======== ИСХОДНЫЙ ДОКУМЕНТ
Страница 109 из 109
Вот это фатальное накатывание, эта неотвратимость, это горькое чувство, что реальность не переигрывается и надо принять в ней все, — это Кросс.
Об «Императорском безумце» — несколько слов: в данном случае читателю легко додумать остальное — роман под этою же обложкой.
Вот начало письма, которое в 1818 году Тимофей Егорович Бок адресовал Александру Первому:
«Смертный! Не требуйте от меня почтения: я готов предстать перед царем царей…»
Цитирую документ, не использованный Кроссом в романе, — хочу дать читателю почувствовать саму историческую фактуру, с которой взаимодействует художник.
Легко понять, что человек, обратившийся к императору в таком стиле, сочтен безумцем. Все это — исторические факты. Как всегда, Кросс скрупулезно точен в обращении с фактами. Однако пунктир, который его воображение проводит между фактами, есть для него суть: подступ к мучающей его духовной загадке.
Несчастный Тимотеус безумен. Но не потому, что написал царю нечто бессмысленное. Он написал правду, правду о лжи царствования, увиденную наивными и честными глазами, правду, «как она есть». Безумие — сам факт такого писания. Крепость, в которую царь посадил фон Бока, — ответ практичного разума на этот безумный вызов, и узник, измученный девятилетним заточением, понимает логику своих противников, он принимает правила их игры и послушно имитирует клиническое помешательство, помогая палачам списать все на болезнь, так что в конце концов те его выпускают и отдают жене… Но Кросс отлично различает безумие клиническое и безумие духовное. Правдолюбец знает, что он глубоко и непоправимо безумен, но только не так, как думают врачи. Он, безумец, притворяется нормальным человеком. Точнее, он притворяется нормальным человеком, разыгрывающим клиническое безумие. Такова партитура романа, подводящего нас к главному вопросу: так то фундаментальное, высокое, духовное безумие — оно безумие или нет?
================
======== ДАННЫЕ ДЛЯ АНАЛИЗА
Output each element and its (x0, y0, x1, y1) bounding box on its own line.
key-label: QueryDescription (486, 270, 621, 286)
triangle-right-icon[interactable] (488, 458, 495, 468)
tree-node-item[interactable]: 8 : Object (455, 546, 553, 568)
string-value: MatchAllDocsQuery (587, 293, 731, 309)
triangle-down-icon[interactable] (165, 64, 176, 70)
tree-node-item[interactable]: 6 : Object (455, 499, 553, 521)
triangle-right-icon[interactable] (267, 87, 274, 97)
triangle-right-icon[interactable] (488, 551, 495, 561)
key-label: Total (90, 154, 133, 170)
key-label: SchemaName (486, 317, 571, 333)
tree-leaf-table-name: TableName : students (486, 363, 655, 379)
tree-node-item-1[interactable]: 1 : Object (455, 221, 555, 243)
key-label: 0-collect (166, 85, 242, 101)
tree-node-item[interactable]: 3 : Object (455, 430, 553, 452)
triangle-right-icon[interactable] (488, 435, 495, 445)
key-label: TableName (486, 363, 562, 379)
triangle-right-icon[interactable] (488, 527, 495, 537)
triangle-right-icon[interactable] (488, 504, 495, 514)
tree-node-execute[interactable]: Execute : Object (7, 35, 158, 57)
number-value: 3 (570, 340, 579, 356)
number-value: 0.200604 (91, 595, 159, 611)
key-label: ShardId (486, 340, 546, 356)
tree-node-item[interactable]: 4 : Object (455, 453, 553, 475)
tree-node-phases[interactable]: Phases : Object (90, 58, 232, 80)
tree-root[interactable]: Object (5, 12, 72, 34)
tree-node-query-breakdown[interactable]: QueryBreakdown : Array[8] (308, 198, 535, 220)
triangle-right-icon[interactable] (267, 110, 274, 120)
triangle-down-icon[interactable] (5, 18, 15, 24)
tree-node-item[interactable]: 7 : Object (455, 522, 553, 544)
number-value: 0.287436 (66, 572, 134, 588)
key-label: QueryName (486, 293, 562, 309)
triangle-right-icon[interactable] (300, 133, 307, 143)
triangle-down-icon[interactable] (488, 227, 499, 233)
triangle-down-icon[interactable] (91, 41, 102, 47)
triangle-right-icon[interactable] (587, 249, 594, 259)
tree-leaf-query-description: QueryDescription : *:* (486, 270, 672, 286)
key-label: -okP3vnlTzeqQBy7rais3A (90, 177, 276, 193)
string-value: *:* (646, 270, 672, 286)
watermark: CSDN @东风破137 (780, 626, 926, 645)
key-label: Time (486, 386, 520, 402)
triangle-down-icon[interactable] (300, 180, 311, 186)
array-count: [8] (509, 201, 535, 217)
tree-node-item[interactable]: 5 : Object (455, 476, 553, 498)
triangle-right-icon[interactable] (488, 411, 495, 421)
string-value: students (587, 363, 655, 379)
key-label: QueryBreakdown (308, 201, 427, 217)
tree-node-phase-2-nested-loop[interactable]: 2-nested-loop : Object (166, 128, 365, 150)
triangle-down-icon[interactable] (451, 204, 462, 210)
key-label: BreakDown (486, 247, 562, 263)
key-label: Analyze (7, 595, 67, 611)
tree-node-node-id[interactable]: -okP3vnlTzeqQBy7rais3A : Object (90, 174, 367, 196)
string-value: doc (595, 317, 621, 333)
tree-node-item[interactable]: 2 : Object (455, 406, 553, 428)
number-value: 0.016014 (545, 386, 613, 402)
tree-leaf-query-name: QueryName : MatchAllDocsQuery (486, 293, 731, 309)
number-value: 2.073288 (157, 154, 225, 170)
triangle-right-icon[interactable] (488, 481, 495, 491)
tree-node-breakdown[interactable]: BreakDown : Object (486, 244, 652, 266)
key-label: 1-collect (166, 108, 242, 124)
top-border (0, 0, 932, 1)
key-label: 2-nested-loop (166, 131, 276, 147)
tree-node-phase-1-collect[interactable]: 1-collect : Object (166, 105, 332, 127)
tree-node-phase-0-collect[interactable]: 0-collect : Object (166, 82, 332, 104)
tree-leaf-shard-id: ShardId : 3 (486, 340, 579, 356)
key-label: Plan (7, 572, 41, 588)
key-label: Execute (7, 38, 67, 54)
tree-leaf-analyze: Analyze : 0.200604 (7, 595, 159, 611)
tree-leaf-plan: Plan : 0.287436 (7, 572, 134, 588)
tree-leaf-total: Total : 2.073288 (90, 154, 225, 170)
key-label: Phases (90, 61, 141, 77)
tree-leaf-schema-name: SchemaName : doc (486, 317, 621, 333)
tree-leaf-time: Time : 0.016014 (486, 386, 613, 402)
================
- _ЧТО СДЕЛАТЬ_
Пожалуйста, проверьте, согласуется ли каждое утверждение с текстом о романе «Императорский безумец». Ответьте «да» или «нет» и приведите дословно решающие слова текста.
1. Письмо Бока Александру Первому относится к 1818 году.
2. Кросс включил цитируемое письмо в свой роман.
3. Узник провел в заточении девять лет.

- _РЕЗУЛЬТАТ ЗАДАНИЯ_
1. Да: «в 1818 году Тимофей Егорович Бок адресовал Александру Первому».
2. Нет: «Цитирую документ, не использованный Кроссом в романе».
3. Да: «узник, измученный девятилетним заточением».